▸ **WHAT TO WORK ON**: Search the data for the word "selection" and copy every line that contains it.

Dataset items
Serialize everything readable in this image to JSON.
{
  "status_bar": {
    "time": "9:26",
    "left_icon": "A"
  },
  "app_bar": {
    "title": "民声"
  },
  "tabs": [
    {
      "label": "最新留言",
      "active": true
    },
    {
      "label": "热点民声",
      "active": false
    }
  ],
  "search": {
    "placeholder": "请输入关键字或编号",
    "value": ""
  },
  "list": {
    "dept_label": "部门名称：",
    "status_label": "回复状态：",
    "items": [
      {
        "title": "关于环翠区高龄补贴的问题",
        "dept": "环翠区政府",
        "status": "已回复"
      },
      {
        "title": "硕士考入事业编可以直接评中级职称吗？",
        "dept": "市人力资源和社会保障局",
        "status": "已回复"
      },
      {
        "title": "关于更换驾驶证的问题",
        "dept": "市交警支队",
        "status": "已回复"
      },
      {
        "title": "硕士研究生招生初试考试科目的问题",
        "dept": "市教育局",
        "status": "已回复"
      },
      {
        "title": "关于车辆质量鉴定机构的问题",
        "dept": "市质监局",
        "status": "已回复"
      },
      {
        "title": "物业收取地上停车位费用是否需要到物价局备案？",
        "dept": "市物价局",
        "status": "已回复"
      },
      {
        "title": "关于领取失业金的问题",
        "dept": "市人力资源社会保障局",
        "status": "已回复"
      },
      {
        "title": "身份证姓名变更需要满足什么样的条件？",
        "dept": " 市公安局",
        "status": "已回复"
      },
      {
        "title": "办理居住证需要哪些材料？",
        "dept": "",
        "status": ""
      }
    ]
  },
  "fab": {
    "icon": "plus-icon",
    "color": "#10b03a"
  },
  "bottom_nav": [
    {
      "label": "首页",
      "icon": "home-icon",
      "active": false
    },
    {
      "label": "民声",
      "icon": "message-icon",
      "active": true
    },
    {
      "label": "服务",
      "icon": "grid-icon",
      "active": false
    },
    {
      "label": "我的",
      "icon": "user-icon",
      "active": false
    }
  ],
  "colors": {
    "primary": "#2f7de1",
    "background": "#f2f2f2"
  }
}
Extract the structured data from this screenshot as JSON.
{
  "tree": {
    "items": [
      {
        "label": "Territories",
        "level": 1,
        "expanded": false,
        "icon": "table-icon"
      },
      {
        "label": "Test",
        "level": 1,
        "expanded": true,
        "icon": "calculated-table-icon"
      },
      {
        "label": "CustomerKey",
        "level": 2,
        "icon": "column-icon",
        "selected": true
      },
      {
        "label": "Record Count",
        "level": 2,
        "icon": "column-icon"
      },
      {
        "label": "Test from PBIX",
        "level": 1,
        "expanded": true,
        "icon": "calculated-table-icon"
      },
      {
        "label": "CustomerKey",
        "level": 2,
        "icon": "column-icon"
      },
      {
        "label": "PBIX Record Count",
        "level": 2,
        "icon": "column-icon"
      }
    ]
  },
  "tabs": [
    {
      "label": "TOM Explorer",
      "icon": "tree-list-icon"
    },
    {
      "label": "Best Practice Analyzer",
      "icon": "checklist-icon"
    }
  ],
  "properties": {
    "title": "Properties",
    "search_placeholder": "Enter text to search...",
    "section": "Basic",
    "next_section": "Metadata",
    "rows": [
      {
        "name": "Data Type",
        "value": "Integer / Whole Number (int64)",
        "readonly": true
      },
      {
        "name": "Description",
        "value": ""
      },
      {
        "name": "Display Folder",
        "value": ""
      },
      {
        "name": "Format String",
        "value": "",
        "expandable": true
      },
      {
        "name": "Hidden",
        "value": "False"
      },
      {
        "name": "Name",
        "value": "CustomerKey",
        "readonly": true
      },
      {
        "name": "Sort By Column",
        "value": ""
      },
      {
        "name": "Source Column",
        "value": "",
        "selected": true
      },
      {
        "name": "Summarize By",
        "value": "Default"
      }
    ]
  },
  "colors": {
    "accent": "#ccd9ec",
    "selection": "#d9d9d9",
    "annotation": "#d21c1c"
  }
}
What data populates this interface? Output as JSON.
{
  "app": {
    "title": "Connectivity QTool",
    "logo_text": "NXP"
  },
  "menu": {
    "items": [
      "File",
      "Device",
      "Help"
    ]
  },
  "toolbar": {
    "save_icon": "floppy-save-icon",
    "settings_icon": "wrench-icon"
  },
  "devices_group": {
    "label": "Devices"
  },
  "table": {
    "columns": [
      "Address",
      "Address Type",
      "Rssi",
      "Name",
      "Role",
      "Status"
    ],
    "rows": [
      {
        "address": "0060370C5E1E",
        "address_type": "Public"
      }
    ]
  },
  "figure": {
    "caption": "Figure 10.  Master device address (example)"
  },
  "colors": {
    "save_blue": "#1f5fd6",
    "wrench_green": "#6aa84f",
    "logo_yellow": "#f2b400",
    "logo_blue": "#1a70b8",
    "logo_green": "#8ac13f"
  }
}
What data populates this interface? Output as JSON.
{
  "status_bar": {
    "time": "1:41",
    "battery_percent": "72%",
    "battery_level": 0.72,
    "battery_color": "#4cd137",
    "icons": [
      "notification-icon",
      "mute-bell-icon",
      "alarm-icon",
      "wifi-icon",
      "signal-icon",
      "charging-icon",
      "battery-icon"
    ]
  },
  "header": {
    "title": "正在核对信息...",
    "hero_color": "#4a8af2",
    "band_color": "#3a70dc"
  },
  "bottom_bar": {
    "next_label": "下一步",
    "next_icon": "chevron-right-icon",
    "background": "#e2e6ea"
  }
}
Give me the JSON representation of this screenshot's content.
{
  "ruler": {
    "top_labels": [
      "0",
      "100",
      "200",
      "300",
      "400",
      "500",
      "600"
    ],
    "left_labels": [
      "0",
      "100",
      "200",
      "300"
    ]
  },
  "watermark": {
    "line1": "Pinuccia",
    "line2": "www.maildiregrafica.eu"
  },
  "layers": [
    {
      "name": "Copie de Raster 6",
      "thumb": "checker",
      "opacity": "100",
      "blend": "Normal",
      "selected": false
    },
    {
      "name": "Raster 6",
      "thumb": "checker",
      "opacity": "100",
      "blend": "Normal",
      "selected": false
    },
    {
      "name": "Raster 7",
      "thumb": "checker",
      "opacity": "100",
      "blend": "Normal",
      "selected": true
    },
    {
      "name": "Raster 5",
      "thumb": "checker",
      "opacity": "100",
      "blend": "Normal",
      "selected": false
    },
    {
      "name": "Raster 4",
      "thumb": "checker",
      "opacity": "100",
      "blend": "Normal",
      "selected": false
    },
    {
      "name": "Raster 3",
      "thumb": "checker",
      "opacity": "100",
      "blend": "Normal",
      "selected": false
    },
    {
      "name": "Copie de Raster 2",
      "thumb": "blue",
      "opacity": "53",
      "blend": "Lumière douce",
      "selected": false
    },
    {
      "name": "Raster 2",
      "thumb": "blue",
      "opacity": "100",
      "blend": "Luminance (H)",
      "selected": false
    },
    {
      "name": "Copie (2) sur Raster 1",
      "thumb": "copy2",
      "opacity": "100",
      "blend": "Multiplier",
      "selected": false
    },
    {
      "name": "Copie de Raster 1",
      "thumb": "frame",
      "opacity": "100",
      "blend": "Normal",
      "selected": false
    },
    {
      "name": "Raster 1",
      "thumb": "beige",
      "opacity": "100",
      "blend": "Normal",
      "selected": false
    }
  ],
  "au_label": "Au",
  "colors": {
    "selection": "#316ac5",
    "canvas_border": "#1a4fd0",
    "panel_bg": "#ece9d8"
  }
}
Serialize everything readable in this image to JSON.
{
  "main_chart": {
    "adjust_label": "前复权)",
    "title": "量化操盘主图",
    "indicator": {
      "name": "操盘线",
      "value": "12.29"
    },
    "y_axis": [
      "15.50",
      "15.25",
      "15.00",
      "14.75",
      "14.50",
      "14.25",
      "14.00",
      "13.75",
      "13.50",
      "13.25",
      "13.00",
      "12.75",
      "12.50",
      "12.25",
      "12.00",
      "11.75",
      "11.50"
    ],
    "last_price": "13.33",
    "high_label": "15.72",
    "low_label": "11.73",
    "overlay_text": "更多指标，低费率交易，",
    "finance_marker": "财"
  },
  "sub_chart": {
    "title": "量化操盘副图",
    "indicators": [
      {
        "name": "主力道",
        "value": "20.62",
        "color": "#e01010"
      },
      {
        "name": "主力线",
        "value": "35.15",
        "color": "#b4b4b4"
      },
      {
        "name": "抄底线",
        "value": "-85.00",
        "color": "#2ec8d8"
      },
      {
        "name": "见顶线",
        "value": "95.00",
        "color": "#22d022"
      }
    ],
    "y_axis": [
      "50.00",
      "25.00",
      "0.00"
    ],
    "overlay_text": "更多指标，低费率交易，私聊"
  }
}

▸ **ANSWER TO THIS PROBLEM**:
    "selection": "#d9d9d9",
    "selection": "#316ac5",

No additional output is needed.